#### [Prompt]
Below, find each line holding "this" and state how many there are, using the number alone.

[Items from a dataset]
[Begin]
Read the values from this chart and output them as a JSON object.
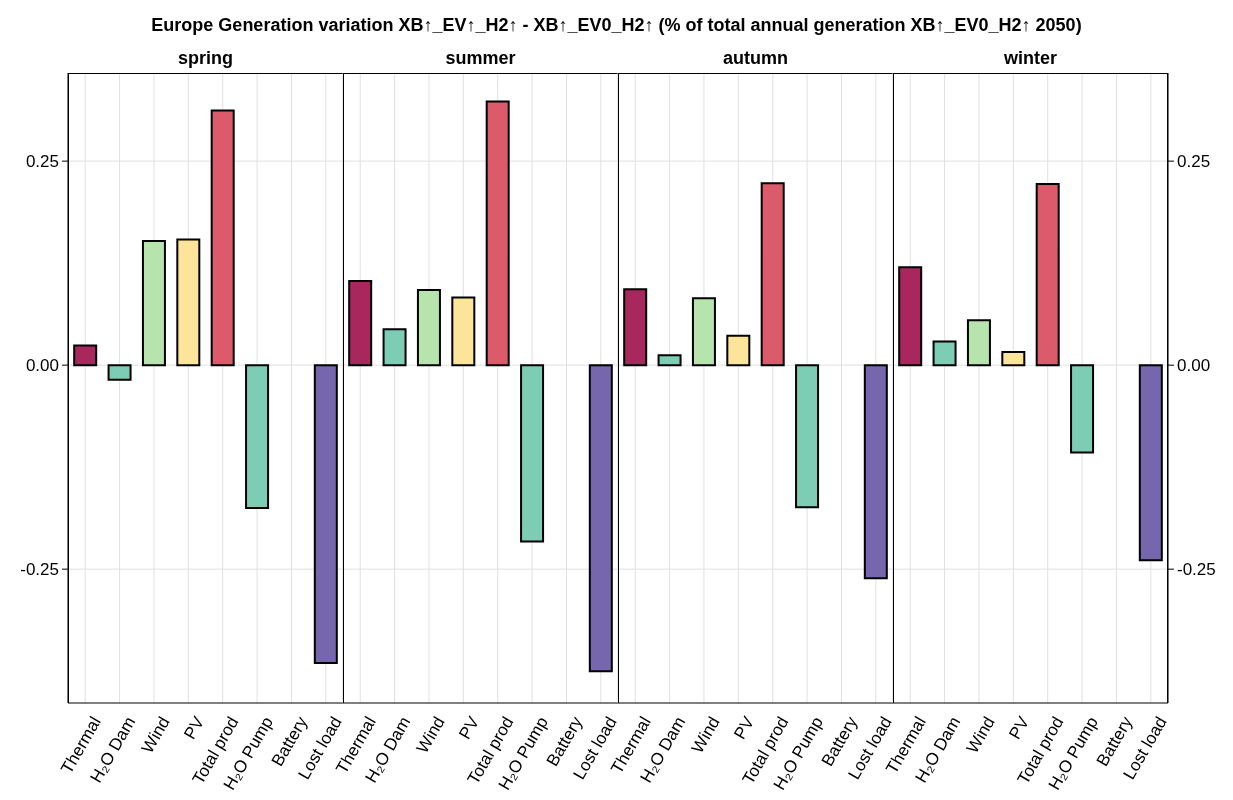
{
  "chart_data": [
    {
      "type": "bar",
      "title": "Europe  Generation variation XB↑_EV↑_H2↑ - XB↑_EV0_H2↑ (% of total annual generation XB↑_EV0_H2↑ 2050)",
      "subtitle": "spring",
      "categories": [
        "Thermal",
        "H₂O Dam",
        "Wind",
        "PV",
        "Total prod",
        "H₂O Pump",
        "Battery",
        "Lost load"
      ],
      "values": [
        0.024,
        -0.018,
        0.152,
        0.154,
        0.312,
        -0.175,
        0,
        -0.365
      ],
      "colors": [
        "#a8285e",
        "#7dcdb5",
        "#b7e3ad",
        "#fde49b",
        "#db5b6a",
        "#7dcdb5",
        "#cccccc",
        "#7566ae"
      ],
      "ylim": [
        -0.414,
        0.358
      ],
      "yticks": [
        0.25,
        {
          "value": 0,
          "label": "0.00"
        },
        -0.25
      ],
      "grid": true
    },
    {
      "type": "bar",
      "subtitle": "summer",
      "categories": [
        "Thermal",
        "H₂O Dam",
        "Wind",
        "PV",
        "Total prod",
        "H₂O Pump",
        "Battery",
        "Lost load"
      ],
      "values": [
        0.103,
        0.044,
        0.092,
        0.083,
        0.323,
        -0.216,
        0,
        -0.375
      ],
      "colors": [
        "#a8285e",
        "#7dcdb5",
        "#b7e3ad",
        "#fde49b",
        "#db5b6a",
        "#7dcdb5",
        "#cccccc",
        "#7566ae"
      ],
      "ylim": [
        -0.414,
        0.358
      ],
      "yticks": [
        0.25,
        0,
        -0.25
      ],
      "grid": true,
      "tick_labels": "x"
    },
    {
      "type": "bar",
      "subtitle": "autumn",
      "categories": [
        "Thermal",
        "H₂O Dam",
        "Wind",
        "PV",
        "Total prod",
        "H₂O Pump",
        "Battery",
        "Lost load"
      ],
      "values": [
        0.093,
        0.012,
        0.082,
        0.036,
        0.223,
        -0.174,
        0,
        -0.261
      ],
      "colors": [
        "#a8285e",
        "#7dcdb5",
        "#b7e3ad",
        "#fde49b",
        "#db5b6a",
        "#7dcdb5",
        "#cccccc",
        "#7566ae"
      ],
      "ylim": [
        -0.414,
        0.358
      ],
      "yticks": [
        0.25,
        0,
        -0.25
      ],
      "grid": true,
      "tick_labels": "x"
    },
    {
      "type": "bar",
      "subtitle": "winter",
      "categories": [
        "Thermal",
        "H₂O Dam",
        "Wind",
        "PV",
        "Total prod",
        "H₂O Pump",
        "Battery",
        "Lost load"
      ],
      "values": [
        0.12,
        0.029,
        0.055,
        0.016,
        0.222,
        -0.107,
        0,
        -0.239
      ],
      "colors": [
        "#a8285e",
        "#7dcdb5",
        "#b7e3ad",
        "#fde49b",
        "#db5b6a",
        "#7dcdb5",
        "#cccccc",
        "#7566ae"
      ],
      "ylim": [
        -0.414,
        0.358
      ],
      "yticks": [
        0.25,
        {
          "value": 0,
          "label": "0.00"
        },
        -0.25
      ],
      "grid": true
    }
  ]
}
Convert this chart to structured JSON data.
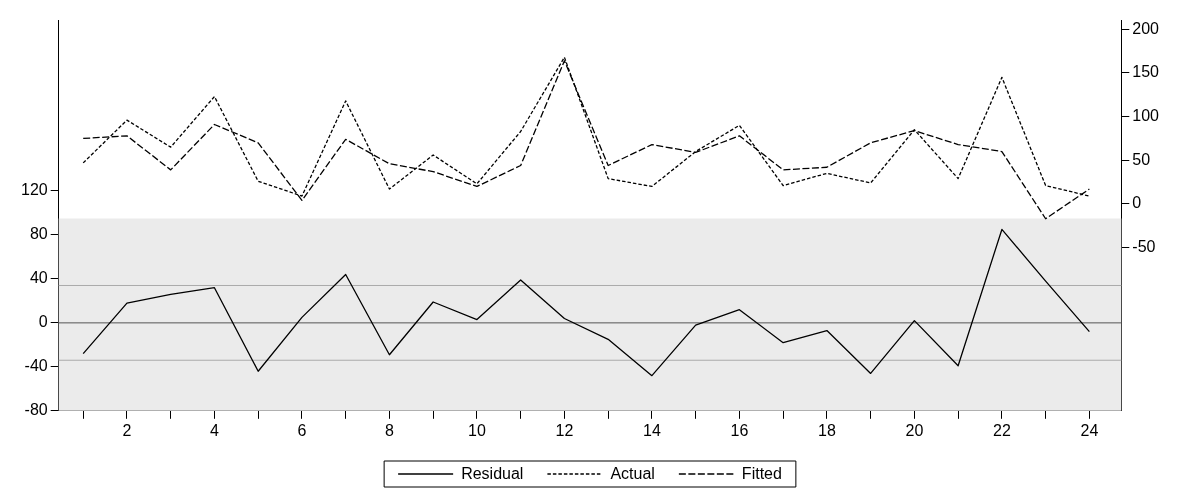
{
  "chart_data": {
    "type": "line",
    "x": [
      1,
      2,
      3,
      4,
      5,
      6,
      7,
      8,
      9,
      10,
      11,
      12,
      13,
      14,
      15,
      16,
      17,
      18,
      19,
      20,
      21,
      22,
      23,
      24
    ],
    "xlim": [
      0.44,
      24.73
    ],
    "xticks": [
      {
        "value": 1,
        "label": null
      },
      2,
      {
        "value": 3,
        "label": null
      },
      4,
      {
        "value": 5,
        "label": null
      },
      6,
      {
        "value": 7,
        "label": null
      },
      8,
      {
        "value": 9,
        "label": null
      },
      10,
      {
        "value": 11,
        "label": null
      },
      12,
      {
        "value": 13,
        "label": null
      },
      14,
      {
        "value": 15,
        "label": null
      },
      16,
      {
        "value": 17,
        "label": null
      },
      18,
      {
        "value": 19,
        "label": null
      },
      20,
      {
        "value": 21,
        "label": null
      },
      22,
      {
        "value": 23,
        "label": null
      },
      24
    ],
    "series": [
      {
        "name": "Residual",
        "color": "#000000",
        "line_style": "solid",
        "values": [
          -28,
          18,
          26,
          32,
          -44,
          5,
          44,
          -29,
          19,
          3,
          39,
          4,
          -15,
          -48,
          -2,
          12,
          -18,
          -7,
          -46,
          2,
          -39,
          85,
          38,
          -8
        ]
      },
      {
        "name": "Actual",
        "color": "#000000",
        "line_style": "dashed",
        "axis": "y2",
        "values": [
          47,
          96,
          65,
          123,
          26,
          9,
          118,
          17,
          56,
          23,
          83,
          168,
          29,
          20,
          60,
          90,
          21,
          35,
          24,
          85,
          29,
          145,
          21,
          9
        ]
      },
      {
        "name": "Fitted",
        "color": "#000000",
        "line_style": "dashed",
        "axis": "y2",
        "values": [
          75,
          78,
          39,
          91,
          70,
          4,
          74,
          46,
          37,
          20,
          44,
          164,
          44,
          68,
          59,
          78,
          39,
          42,
          70,
          84,
          68,
          60,
          -17,
          17
        ]
      }
    ],
    "ylim": [
      -80,
      275
    ],
    "yticks": [
      -80,
      -40,
      0,
      40,
      80,
      120
    ],
    "y2lim": [
      -237,
      210
    ],
    "y2ticks": [
      -50,
      0,
      50,
      100,
      150,
      200
    ],
    "bands": [
      {
        "axis": "y",
        "from": -80,
        "to": 95,
        "color": "#ebebeb"
      }
    ],
    "ref_lines": [
      {
        "axis": "y",
        "value": 0,
        "color": "#555555"
      },
      {
        "axis": "y",
        "value": 34,
        "color": "#aaaaaa"
      },
      {
        "axis": "y",
        "value": -34,
        "color": "#aaaaaa"
      }
    ],
    "grid": false,
    "legend": "bottom",
    "marker": "none"
  }
}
[End]
#### [Reply]
2